==== Text excerpt ====
Week 1 DQ1 Discussion 1
Your Stress-Defining Moment: Life stressors as common as work pressure or as obscure as being zapped with electricity while running in a maze, all activate the stress response. With such varying sources from which stressors emerge, stress is a holistic phenomenon with emotional, biological, cognitive, and coping aspects.
Research into the stress response touches a variety of scientific disciplines. Theorists from the fields of physiology, endocrinology, psychiatry, psychology, and sociology have made major contributions to understanding the biological response evoked by stress. Their theories that describe stress all tie together, building on each other’s constructs to better explain stressors, stress, and the stress response. The first paradigm by physiologist Walter Cannon and endocrinologist Hans Selye considered stress a stimulus. Stress happened to the individual. However, stressors can be internally generated with worry or fear. Revealing the impact of stress as detrimental to physical well-being, the Life Stressor Assessment developed by psychiatrists Thomas Holmes and Richard Rahe identifies stressful life events that may predict stress reactions. Also, recent work by sociologist Aaron Antonovsky and psychologist Richard Lazarus describes stress more as a process. In viewing the “Stress Response” handout, notice that there are continuous interactions between the person and the environment, influencing the impact of the stressor through cognitive, emotional, and behavioral pathways. Traditionally, stress has been viewed as an adaptive function with a set of physiological responses to a stressor. Present thinking supports a more holistic understanding. As a result, perspectives have changed to include cognitive, environmental, and social elements in a more holistic understanding of the stress response.
==== Listed entries ====
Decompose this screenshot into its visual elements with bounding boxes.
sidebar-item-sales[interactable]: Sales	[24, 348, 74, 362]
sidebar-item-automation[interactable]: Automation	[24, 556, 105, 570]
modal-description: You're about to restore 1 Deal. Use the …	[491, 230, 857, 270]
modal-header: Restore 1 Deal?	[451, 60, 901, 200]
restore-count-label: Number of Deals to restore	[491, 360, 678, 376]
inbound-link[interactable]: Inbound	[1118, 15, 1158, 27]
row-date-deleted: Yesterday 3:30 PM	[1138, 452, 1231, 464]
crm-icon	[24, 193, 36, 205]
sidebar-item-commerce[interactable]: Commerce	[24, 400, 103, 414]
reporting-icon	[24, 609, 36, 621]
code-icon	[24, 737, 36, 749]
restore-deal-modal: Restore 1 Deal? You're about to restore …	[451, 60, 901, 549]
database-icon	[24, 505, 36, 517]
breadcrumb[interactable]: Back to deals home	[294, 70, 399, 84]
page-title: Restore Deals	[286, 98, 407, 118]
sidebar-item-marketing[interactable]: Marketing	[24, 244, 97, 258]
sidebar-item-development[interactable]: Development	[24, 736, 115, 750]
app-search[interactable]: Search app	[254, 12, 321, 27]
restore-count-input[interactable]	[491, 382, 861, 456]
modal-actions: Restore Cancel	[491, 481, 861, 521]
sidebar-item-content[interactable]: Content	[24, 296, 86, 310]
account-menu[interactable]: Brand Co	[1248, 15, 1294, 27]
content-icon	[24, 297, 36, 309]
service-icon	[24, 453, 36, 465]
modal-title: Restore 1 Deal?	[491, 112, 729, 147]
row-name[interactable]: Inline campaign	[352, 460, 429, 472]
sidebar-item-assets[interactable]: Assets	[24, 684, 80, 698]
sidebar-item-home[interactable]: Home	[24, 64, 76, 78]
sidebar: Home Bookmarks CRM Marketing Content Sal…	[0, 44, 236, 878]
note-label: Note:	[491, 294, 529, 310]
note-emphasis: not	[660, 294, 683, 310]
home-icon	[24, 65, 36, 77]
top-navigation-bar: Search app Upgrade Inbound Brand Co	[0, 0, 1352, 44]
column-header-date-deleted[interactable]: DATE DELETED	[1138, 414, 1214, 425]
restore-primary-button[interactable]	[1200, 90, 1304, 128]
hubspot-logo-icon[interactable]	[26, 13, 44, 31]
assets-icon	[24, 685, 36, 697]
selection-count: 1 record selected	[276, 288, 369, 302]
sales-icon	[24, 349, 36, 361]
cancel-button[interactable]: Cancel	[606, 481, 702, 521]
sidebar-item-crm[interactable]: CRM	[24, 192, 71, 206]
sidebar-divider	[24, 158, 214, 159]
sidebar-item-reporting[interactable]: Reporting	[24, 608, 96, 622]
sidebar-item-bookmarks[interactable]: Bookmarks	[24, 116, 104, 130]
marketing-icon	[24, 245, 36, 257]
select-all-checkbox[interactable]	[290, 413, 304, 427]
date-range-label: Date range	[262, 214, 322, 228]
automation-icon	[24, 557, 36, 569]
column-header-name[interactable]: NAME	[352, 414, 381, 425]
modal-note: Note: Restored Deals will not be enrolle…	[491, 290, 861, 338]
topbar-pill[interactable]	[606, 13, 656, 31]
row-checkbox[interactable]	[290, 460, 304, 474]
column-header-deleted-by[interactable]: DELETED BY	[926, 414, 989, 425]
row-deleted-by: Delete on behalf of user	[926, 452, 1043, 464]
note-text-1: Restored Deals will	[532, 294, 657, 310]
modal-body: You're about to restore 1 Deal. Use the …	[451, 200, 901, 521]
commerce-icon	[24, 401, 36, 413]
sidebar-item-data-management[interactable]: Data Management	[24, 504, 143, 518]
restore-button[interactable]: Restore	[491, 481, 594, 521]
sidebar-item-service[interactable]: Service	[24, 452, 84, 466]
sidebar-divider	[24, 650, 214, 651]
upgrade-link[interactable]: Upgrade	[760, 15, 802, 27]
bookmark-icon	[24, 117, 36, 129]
====
» **Work instructions**
• 1. According to the stress-response passage, which two theorists produced the first paradigm treating stress as a stimulus?
• 2. Proceed with the stress-response passage, beginning after its last sentence.
The entries above were taken from a separate source.

» **Answers given**
• 1. Physiologist Walter Cannon and endocrinologist Hans Selye.

• 2.
Your Stress-Defining Moment
For this Discussion, review this week’s Learning Resources, including the “Defining the Stress Response Across Multiple Scientific Disciplines” handout. Then take the Holmes and Rahe stress assessment. Finally, consider any insights you had or conclusions you drew after completing the Holmes and Rahe self-evaluation.
Discussion 2: To Flee or Not to Flee and Other Stress Response Techniques
Stressors are a normal part of life. From an evolutionary perspective, adaptation to changes in the environment is required for survival. In a situation where there is a perception of stress, organisms—whether they are people, dogs, rodents or flies—are physiologically prepared to attack or flee from a threat. Those with effective fight or flight responses tend to survive long enough to reproduce, so every organism is descended from those who are genetically hardwired for self protection. When you experience stress, your biology, emotions, social support, motivation, environment, attitude, immune function, and state of wellness all feel the ripple effect.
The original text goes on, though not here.